*WHAT THE EXERCISE ASKS:*
Extract every line that contains the word "label".

*STORED DATA:*
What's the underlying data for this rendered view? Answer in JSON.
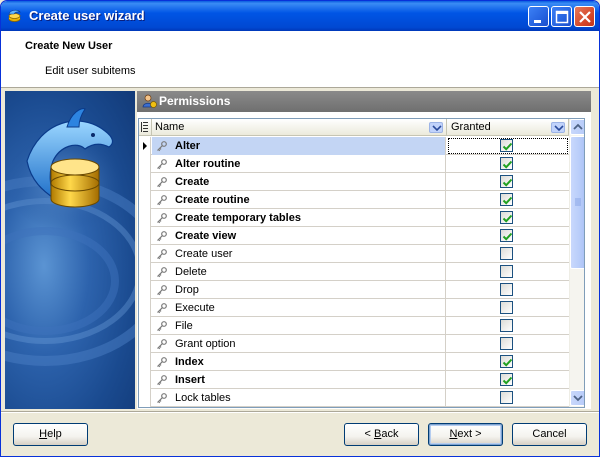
{
  "window": {
    "title": "Create user wizard",
    "icon": "dolphin-db-icon",
    "controls": [
      "minimize",
      "maximize",
      "close"
    ]
  },
  "header": {
    "title": "Create New User",
    "subtitle": "Edit user subitems"
  },
  "panel": {
    "title": "Permissions",
    "icon": "user-permissions-icon"
  },
  "grid": {
    "columns": [
      {
        "label": "Name"
      },
      {
        "label": "Granted"
      }
    ],
    "rows": [
      {
        "name": "Alter",
        "granted": true,
        "bold": true,
        "selected": true
      },
      {
        "name": "Alter routine",
        "granted": true,
        "bold": true
      },
      {
        "name": "Create",
        "granted": true,
        "bold": true
      },
      {
        "name": "Create routine",
        "granted": true,
        "bold": true
      },
      {
        "name": "Create temporary tables",
        "granted": true,
        "bold": true
      },
      {
        "name": "Create view",
        "granted": true,
        "bold": true
      },
      {
        "name": "Create user",
        "granted": false,
        "bold": false
      },
      {
        "name": "Delete",
        "granted": false,
        "bold": false
      },
      {
        "name": "Drop",
        "granted": false,
        "bold": false
      },
      {
        "name": "Execute",
        "granted": false,
        "bold": false
      },
      {
        "name": "File",
        "granted": false,
        "bold": false
      },
      {
        "name": "Grant option",
        "granted": false,
        "bold": false
      },
      {
        "name": "Index",
        "granted": true,
        "bold": true
      },
      {
        "name": "Insert",
        "granted": true,
        "bold": true
      },
      {
        "name": "Lock tables",
        "granted": false,
        "bold": false
      }
    ]
  },
  "buttons": {
    "help": {
      "pre": "",
      "accel": "H",
      "post": "elp"
    },
    "back": {
      "pre": "< ",
      "accel": "B",
      "post": "ack"
    },
    "next": {
      "pre": "",
      "accel": "N",
      "post": "ext >"
    },
    "cancel": {
      "label": "Cancel"
    }
  },
  "colors": {
    "titlebar": "#0055e5",
    "selection": "#c3d5f4",
    "check": "#21a121"
  }
}
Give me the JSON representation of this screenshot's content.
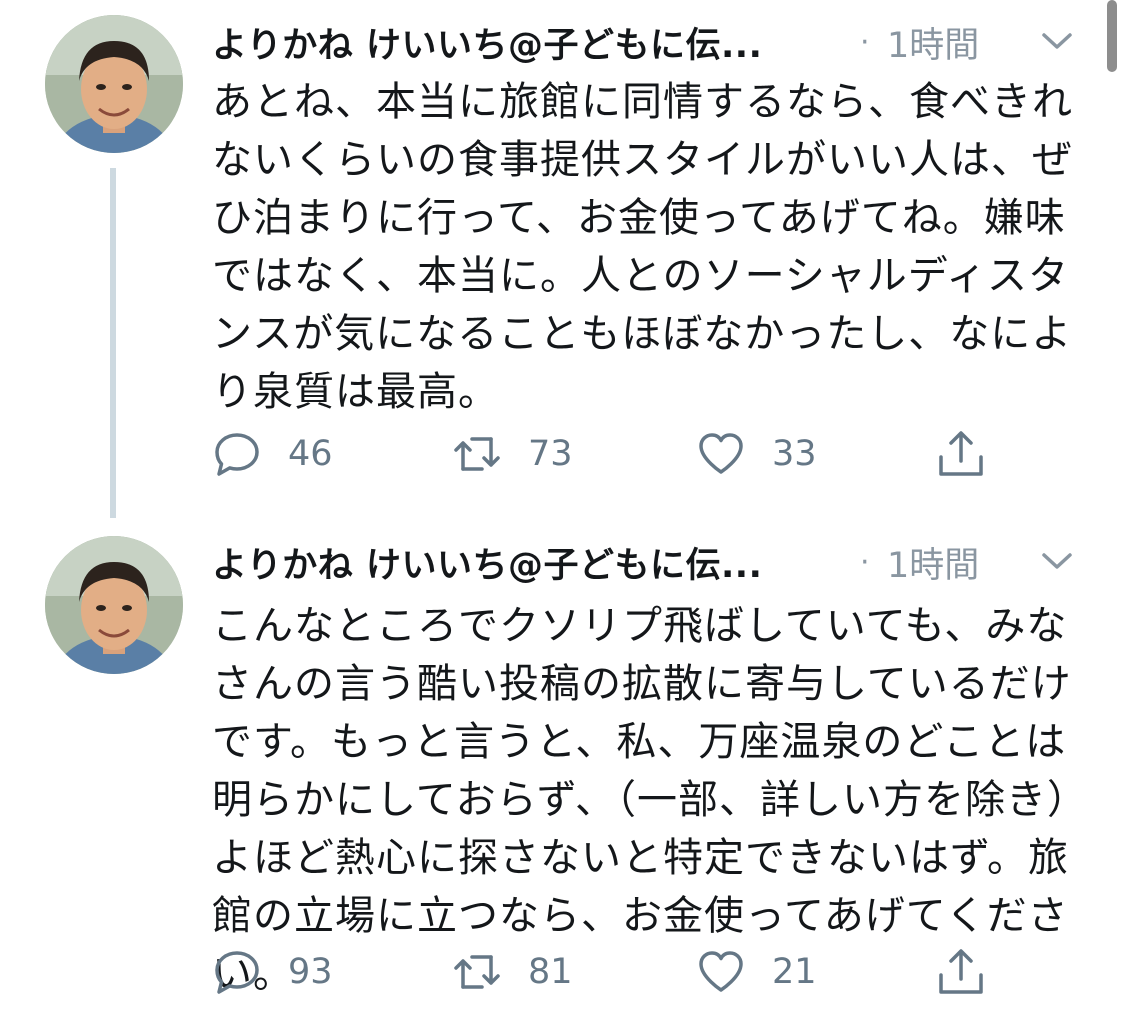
{
  "tweets": [
    {
      "display_name": "よりかね けいいち@子どもに伝...",
      "separator": "·",
      "timestamp": "1時間",
      "text": "あとね、本当に旅館に同情するなら、食べきれないくらいの食事提供スタイルがいい人は、ぜひ泊まりに行って、お金使ってあげてね。嫌味ではなく、本当に。人とのソーシャルディスタンスが気になることもほぼなかったし、なにより泉質は最高。",
      "replies": "46",
      "retweets": "73",
      "likes": "33"
    },
    {
      "display_name": "よりかね けいいち@子どもに伝...",
      "separator": "·",
      "timestamp": "1時間",
      "text": "こんなところでクソリプ飛ばしていても、みなさんの言う酷い投稿の拡散に寄与しているだけです。もっと言うと、私、万座温泉のどことは明らかにしておらず、（一部、詳しい方を除き）よほど熱心に探さないと特定できないはず。旅館の立場に立つなら、お金使ってあげてください。",
      "replies": "93",
      "retweets": "81",
      "likes": "21"
    }
  ],
  "icons": {
    "reply": "reply-icon",
    "retweet": "retweet-icon",
    "like": "heart-icon",
    "share": "share-icon",
    "menu": "chevron-down-icon"
  },
  "colors": {
    "text": "#14171a",
    "secondary": "#8a96a1",
    "action": "#657786",
    "thread_line": "#cdd9e0"
  }
}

*EXERCISE ANSWER:*
        "label": "Name"
        "label": "Granted"
      "label": "Cancel"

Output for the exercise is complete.